**What the task requires:** Scan the records and identify every line in which the string "สนใจจองโปรโมช" occurs, then return those lines.

**Supplied records:**
☆ ☆ ☆

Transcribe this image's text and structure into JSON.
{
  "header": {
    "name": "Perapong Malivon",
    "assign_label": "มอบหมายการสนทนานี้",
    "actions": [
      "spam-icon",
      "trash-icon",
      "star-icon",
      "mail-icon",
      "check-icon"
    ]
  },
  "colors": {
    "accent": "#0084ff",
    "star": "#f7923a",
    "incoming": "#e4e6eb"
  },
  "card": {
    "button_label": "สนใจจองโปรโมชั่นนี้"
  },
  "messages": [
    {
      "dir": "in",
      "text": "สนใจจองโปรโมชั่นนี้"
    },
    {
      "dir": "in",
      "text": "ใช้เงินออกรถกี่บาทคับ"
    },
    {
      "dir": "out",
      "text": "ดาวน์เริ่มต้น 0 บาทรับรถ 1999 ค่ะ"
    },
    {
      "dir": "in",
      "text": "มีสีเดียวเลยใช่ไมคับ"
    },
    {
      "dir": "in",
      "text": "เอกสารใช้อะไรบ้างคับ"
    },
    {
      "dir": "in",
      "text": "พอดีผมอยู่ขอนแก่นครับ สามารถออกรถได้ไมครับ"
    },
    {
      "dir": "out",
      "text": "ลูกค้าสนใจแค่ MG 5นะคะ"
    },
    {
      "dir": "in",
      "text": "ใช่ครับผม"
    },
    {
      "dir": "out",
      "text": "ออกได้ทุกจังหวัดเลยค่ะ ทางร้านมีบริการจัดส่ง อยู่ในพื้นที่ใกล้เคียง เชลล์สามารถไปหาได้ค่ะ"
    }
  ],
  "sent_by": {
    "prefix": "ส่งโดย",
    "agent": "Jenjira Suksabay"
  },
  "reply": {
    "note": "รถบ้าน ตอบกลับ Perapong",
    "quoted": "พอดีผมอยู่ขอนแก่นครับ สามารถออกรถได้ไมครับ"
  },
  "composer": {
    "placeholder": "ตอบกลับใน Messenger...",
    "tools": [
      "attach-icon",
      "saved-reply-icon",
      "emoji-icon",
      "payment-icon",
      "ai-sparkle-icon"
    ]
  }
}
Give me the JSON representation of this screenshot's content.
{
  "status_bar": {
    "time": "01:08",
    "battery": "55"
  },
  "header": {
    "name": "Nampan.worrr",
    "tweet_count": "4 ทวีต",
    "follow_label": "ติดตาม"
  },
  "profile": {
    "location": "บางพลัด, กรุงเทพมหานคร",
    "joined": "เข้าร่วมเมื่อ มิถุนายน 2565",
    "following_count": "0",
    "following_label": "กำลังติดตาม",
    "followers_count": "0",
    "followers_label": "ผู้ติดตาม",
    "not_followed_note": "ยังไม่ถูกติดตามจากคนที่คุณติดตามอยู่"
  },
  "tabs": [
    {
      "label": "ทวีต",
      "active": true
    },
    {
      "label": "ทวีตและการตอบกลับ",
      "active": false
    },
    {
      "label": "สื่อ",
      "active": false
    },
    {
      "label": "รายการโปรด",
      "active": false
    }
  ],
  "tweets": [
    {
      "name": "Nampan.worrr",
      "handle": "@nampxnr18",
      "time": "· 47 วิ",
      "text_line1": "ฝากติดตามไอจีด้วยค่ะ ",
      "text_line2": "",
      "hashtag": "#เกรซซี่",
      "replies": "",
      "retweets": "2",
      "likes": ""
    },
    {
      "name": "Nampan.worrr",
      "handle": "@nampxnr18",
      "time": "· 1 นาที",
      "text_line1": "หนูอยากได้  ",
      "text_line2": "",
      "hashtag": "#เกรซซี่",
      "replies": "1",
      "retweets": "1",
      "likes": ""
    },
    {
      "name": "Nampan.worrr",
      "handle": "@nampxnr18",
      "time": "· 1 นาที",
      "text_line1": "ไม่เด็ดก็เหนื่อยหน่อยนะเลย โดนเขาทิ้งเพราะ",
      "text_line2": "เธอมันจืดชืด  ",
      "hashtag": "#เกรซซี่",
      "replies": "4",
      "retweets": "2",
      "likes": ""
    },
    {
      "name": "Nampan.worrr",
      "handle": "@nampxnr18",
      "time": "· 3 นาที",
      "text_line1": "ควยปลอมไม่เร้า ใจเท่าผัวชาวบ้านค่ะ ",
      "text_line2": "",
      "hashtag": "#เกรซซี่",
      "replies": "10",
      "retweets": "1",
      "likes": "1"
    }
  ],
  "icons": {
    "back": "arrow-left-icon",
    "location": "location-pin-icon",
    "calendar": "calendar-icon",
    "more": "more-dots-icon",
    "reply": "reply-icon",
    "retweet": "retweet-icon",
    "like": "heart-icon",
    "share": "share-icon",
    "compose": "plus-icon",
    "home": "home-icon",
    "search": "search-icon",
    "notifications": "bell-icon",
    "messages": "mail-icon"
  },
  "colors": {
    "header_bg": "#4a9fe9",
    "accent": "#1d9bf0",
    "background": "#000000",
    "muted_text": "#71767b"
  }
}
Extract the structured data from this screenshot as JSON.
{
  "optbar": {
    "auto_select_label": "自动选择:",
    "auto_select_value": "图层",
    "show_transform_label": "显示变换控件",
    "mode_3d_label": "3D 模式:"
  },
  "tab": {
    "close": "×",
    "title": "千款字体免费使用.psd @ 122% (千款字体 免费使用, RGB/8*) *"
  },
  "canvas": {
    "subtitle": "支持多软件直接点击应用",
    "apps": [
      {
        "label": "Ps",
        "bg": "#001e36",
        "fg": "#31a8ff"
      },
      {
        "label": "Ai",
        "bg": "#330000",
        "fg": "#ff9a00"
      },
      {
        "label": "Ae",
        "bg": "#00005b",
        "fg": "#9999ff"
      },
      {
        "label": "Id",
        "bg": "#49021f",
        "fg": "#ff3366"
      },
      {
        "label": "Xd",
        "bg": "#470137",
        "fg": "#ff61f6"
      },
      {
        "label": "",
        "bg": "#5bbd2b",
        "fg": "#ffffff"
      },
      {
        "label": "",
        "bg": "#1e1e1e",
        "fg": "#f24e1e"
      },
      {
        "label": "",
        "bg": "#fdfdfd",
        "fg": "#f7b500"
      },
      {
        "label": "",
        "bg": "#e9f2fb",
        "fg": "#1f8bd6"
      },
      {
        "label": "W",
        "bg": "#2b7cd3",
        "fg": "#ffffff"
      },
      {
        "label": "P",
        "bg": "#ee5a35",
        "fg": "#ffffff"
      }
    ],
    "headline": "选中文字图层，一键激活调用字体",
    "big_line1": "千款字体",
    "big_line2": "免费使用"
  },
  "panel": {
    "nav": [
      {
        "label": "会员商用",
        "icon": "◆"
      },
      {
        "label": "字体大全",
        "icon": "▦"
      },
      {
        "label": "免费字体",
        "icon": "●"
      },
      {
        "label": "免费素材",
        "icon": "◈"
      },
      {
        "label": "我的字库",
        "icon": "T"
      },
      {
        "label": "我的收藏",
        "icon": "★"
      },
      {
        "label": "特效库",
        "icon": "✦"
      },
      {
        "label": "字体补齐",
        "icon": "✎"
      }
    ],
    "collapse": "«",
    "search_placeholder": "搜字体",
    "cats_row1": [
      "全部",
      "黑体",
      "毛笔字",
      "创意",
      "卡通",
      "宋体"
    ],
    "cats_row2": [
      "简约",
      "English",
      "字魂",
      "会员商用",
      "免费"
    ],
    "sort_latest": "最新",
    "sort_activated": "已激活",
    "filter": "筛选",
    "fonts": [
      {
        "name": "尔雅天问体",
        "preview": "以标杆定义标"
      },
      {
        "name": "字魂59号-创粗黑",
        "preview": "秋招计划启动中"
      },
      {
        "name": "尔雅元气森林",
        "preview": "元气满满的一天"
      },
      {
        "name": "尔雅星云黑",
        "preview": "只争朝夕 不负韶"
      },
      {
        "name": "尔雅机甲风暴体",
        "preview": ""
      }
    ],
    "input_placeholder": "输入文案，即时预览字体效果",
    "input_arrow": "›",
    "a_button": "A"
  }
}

☆ ☆ ☆

**Finished task:**
    "button_label": "สนใจจองโปรโมชั่นนี้"
      "text": "สนใจจองโปรโมชั่นนี้"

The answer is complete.